Your objective
Collect each line holding the string "Properties".

Records to process

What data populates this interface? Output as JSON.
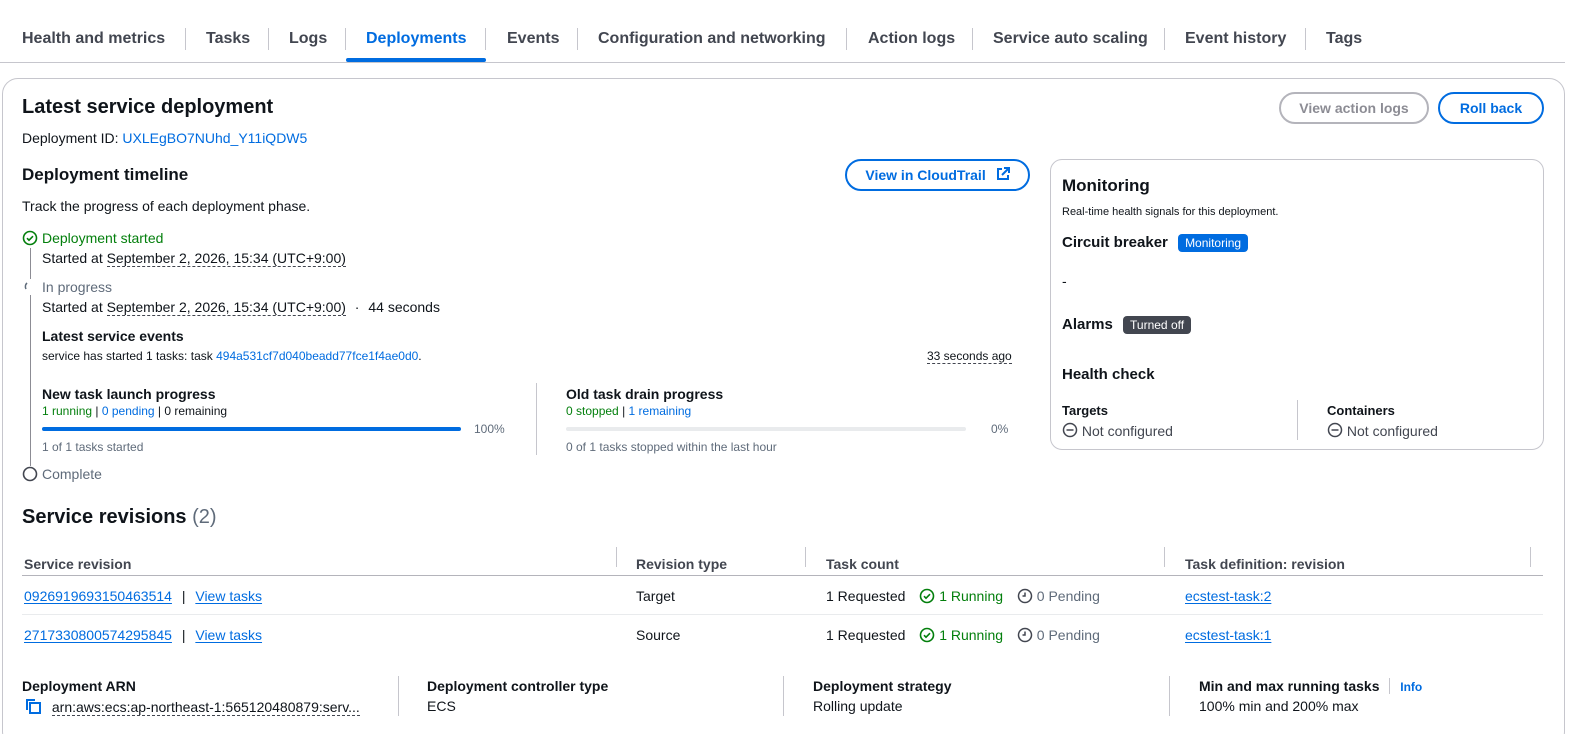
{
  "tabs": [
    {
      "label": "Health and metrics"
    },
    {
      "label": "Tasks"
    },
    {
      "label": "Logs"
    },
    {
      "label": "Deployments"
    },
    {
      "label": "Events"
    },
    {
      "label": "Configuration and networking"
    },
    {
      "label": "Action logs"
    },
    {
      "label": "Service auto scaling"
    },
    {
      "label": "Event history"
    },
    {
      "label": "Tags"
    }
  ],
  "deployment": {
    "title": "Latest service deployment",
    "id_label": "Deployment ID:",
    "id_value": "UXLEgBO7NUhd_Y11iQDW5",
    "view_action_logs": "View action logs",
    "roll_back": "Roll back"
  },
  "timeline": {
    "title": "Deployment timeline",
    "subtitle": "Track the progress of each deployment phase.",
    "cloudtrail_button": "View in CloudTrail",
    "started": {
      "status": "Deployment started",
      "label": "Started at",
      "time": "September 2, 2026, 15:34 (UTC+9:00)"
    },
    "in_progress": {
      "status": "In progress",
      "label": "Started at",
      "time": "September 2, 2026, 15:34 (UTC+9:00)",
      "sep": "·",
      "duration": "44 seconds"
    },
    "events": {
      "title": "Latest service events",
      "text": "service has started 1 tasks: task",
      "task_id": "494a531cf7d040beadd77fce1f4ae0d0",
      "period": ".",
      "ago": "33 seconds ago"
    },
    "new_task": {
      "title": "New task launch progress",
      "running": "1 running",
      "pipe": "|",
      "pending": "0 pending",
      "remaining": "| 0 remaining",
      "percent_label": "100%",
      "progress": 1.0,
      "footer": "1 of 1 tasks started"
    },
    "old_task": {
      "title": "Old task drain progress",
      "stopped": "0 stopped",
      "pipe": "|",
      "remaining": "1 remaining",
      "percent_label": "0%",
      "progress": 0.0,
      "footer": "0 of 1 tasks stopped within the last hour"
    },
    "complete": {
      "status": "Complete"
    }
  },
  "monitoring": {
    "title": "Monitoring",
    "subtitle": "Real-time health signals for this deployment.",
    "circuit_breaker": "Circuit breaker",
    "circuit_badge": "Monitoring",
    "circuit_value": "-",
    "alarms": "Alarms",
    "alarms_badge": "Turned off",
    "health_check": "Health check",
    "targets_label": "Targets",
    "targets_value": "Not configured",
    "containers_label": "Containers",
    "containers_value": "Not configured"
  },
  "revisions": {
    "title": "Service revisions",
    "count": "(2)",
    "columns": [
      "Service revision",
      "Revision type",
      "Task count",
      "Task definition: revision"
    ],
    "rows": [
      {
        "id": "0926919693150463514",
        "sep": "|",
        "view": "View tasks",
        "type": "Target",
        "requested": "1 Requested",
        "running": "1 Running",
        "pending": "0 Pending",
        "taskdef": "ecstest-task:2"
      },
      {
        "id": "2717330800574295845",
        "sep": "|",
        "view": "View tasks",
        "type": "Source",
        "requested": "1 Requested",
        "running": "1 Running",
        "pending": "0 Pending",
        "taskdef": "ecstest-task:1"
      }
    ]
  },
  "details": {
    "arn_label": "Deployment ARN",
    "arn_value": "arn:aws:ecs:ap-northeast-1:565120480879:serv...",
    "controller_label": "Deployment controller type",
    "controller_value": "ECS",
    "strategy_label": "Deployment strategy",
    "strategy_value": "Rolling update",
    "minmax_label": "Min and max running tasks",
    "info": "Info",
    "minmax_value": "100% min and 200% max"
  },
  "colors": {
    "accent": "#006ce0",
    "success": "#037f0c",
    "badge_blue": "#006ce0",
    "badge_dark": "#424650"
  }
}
---
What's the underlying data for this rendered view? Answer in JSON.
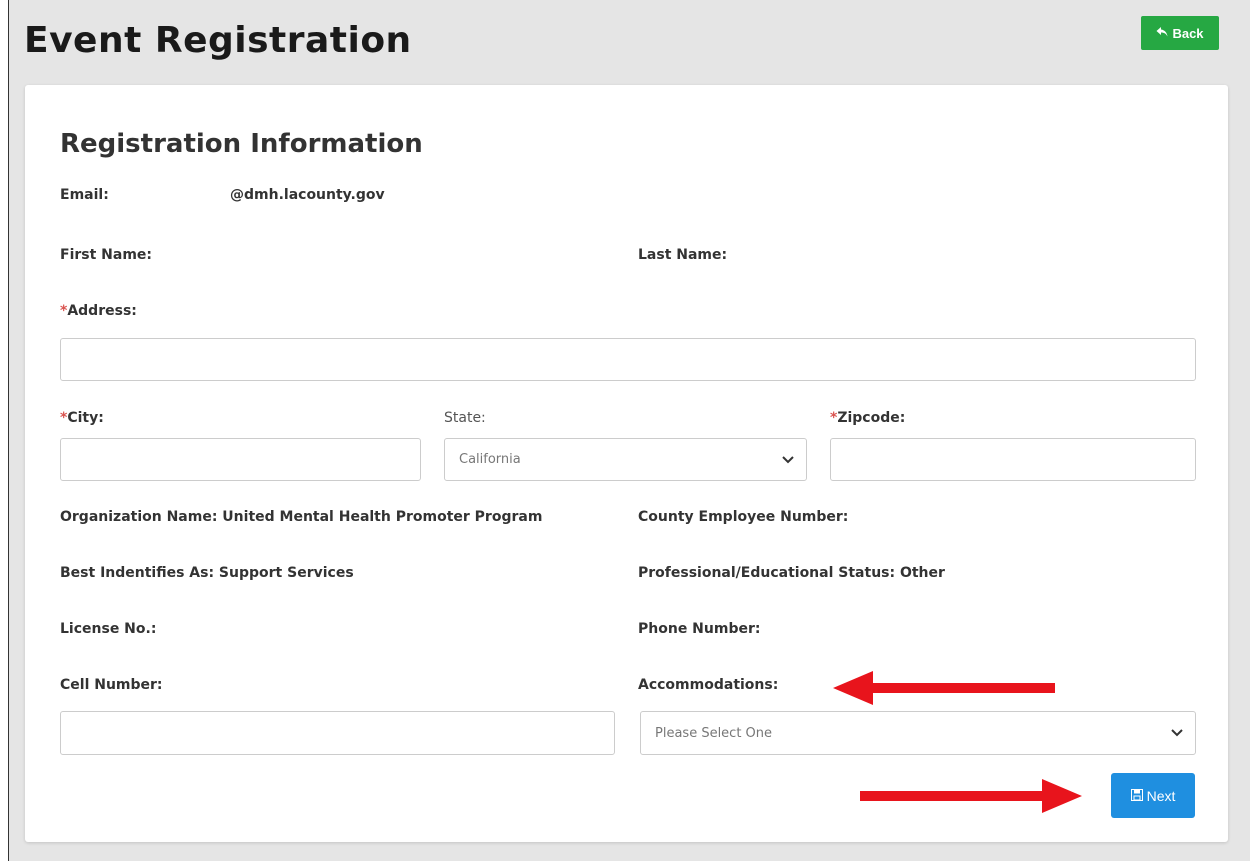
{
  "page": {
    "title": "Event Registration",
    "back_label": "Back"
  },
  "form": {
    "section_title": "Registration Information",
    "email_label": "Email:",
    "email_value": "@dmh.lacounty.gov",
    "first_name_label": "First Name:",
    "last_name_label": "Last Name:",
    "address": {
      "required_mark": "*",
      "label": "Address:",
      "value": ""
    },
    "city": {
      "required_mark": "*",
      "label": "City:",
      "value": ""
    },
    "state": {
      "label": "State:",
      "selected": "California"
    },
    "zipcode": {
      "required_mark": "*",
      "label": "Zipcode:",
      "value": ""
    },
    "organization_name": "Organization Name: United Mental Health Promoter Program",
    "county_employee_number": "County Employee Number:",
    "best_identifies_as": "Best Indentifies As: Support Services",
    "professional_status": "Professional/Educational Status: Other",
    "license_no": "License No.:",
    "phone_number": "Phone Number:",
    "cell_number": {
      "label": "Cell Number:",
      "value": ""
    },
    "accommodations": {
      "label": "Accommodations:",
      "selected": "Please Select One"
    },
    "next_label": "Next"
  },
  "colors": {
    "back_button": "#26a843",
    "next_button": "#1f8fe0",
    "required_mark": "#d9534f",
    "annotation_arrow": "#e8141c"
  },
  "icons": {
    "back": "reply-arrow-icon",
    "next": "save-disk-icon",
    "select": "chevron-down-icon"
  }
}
---
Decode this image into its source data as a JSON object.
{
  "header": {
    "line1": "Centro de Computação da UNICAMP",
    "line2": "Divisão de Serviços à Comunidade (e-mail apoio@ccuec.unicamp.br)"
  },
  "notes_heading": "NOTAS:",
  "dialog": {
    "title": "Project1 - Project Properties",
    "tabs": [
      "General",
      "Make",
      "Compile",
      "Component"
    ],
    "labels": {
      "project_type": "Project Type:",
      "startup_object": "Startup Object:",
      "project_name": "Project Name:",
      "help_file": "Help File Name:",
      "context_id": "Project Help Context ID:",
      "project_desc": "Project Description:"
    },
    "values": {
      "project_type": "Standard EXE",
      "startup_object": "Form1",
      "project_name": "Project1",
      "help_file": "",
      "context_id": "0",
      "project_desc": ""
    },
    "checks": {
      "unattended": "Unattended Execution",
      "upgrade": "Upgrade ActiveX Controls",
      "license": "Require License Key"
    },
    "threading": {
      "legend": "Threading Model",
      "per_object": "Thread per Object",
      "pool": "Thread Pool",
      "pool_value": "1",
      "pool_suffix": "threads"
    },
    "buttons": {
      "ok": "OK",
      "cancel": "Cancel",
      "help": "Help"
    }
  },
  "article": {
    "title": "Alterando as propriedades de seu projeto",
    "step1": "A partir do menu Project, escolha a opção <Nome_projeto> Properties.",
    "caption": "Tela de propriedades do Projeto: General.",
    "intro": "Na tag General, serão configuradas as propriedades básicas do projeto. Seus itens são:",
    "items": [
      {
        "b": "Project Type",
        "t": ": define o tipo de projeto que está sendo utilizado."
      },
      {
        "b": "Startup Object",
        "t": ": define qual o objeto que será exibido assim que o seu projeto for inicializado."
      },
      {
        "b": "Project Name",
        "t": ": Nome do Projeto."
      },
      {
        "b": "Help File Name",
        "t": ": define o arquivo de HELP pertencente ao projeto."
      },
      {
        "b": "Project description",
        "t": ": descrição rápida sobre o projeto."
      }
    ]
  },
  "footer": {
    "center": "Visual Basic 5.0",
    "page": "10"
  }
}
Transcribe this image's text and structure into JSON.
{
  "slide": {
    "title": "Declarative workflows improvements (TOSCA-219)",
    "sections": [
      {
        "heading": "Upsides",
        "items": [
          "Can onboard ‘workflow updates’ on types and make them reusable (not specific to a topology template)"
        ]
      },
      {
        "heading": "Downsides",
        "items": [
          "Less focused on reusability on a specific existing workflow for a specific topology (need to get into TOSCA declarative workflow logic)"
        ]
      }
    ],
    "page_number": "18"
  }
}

The solution
    "title": "Project1 - Project Properties",
    "step1": "A partir do menu Project, escolha a opção <Nome_projeto> Properties.",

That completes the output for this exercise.